Extracts from a graphics dataset:
╔══

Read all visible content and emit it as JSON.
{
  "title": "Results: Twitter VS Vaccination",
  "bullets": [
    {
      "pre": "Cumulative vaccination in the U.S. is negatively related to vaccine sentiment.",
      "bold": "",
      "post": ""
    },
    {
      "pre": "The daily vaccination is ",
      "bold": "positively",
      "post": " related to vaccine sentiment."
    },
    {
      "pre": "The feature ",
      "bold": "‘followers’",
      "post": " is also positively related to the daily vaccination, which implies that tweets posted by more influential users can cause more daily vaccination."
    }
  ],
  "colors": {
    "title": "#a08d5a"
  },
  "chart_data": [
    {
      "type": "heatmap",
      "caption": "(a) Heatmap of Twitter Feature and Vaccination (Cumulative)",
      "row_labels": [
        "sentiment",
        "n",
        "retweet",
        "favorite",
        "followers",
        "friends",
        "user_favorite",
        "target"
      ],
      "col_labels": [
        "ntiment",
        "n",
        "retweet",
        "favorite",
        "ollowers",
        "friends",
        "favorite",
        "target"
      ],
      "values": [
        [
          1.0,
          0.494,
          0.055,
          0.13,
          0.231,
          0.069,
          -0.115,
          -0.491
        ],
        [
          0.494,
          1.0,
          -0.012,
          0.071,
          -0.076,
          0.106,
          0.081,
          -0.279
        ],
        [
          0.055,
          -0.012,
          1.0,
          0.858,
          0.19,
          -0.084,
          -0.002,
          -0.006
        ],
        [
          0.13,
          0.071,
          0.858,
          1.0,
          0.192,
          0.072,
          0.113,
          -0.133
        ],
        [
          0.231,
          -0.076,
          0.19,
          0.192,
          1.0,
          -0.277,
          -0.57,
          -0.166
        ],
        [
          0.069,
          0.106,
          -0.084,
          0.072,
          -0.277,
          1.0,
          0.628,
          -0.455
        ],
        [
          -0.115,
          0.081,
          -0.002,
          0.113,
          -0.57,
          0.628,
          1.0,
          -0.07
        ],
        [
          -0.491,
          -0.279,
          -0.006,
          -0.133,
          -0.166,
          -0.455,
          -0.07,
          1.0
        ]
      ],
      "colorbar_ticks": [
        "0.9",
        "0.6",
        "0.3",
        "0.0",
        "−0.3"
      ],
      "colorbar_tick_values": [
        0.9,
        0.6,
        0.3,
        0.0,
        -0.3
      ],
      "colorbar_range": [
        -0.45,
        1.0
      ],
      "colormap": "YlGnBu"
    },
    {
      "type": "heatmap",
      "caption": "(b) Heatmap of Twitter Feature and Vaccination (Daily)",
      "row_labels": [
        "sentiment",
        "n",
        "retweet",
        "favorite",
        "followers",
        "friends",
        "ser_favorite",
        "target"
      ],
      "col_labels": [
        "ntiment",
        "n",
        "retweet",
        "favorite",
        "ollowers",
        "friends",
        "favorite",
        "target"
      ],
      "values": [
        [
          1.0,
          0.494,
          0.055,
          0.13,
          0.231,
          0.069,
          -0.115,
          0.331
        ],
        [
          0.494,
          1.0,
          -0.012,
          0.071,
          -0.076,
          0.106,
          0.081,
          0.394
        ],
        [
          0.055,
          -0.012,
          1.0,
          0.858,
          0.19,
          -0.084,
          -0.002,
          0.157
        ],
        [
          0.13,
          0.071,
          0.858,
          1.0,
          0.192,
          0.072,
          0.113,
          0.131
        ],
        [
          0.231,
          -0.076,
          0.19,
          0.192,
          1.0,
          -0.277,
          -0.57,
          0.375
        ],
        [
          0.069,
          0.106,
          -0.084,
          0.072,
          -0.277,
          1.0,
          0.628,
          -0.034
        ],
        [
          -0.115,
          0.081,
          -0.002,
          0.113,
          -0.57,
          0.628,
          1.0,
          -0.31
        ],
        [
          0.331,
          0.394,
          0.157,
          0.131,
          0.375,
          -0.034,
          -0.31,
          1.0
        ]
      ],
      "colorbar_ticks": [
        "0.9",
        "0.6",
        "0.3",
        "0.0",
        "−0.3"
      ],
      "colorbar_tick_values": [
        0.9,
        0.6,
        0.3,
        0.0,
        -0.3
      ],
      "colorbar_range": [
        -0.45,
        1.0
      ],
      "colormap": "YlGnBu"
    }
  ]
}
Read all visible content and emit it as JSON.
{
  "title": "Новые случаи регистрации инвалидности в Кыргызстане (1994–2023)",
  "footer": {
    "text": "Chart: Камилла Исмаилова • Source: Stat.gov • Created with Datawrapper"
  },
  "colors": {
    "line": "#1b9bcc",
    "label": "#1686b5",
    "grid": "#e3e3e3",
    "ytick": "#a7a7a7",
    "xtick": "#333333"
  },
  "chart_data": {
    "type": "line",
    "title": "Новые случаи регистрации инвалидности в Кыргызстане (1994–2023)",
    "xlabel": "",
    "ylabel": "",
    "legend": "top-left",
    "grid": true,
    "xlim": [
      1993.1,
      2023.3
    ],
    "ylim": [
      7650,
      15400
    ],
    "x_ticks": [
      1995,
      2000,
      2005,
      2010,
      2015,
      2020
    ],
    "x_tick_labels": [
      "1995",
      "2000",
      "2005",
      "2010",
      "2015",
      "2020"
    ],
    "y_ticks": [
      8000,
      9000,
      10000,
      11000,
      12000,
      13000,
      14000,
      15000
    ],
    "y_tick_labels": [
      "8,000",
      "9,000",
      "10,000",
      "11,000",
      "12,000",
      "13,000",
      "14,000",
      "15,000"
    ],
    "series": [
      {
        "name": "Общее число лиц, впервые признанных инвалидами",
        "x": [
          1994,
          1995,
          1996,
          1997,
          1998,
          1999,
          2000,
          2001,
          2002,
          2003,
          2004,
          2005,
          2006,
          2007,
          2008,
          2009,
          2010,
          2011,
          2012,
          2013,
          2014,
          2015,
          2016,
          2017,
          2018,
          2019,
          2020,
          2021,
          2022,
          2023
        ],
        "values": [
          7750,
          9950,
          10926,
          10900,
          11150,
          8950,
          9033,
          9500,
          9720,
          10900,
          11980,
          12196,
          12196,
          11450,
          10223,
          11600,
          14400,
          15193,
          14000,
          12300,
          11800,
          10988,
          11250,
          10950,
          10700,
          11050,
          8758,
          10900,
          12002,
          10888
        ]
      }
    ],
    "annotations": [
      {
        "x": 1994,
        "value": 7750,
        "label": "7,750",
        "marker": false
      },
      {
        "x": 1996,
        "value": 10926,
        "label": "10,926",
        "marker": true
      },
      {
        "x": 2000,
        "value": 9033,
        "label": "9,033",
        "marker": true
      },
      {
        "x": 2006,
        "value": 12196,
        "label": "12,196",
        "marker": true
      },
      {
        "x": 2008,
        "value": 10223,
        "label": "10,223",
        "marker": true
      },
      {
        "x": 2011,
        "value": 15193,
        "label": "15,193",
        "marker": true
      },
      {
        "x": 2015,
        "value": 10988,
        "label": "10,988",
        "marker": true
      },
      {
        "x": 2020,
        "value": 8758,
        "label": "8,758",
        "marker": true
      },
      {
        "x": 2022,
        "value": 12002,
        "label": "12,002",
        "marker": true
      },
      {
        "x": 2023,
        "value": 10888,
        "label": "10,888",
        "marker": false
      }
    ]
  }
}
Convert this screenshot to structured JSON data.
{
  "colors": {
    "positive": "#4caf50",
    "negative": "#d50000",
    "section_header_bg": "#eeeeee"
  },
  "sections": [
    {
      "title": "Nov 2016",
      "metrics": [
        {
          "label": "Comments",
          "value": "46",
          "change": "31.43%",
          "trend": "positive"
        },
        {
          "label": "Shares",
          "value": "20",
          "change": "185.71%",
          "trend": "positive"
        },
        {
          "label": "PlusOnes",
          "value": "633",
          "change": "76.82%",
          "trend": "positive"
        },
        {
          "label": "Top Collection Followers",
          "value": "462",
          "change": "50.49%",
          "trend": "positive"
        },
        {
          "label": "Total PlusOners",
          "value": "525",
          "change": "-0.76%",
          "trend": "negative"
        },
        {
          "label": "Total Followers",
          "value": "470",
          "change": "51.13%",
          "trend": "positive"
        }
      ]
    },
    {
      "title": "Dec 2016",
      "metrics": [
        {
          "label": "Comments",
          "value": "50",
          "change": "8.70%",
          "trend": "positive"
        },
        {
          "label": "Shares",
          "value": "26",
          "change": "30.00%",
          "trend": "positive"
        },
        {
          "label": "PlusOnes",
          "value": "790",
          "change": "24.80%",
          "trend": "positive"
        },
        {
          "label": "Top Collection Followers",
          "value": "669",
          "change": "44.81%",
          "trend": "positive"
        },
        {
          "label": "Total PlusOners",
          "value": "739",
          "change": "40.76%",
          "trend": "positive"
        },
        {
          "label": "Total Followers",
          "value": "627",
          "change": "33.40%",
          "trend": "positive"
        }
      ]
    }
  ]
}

╚══

> [CHALLENGE]:
Search the entries for the word "vaccine", then list each line that holds it.

> [TASK ANSWER]:
      "pre": "Cumulative vaccination in the U.S. is negatively related to vaccine sentiment.",
      "post": " related to vaccine sentiment."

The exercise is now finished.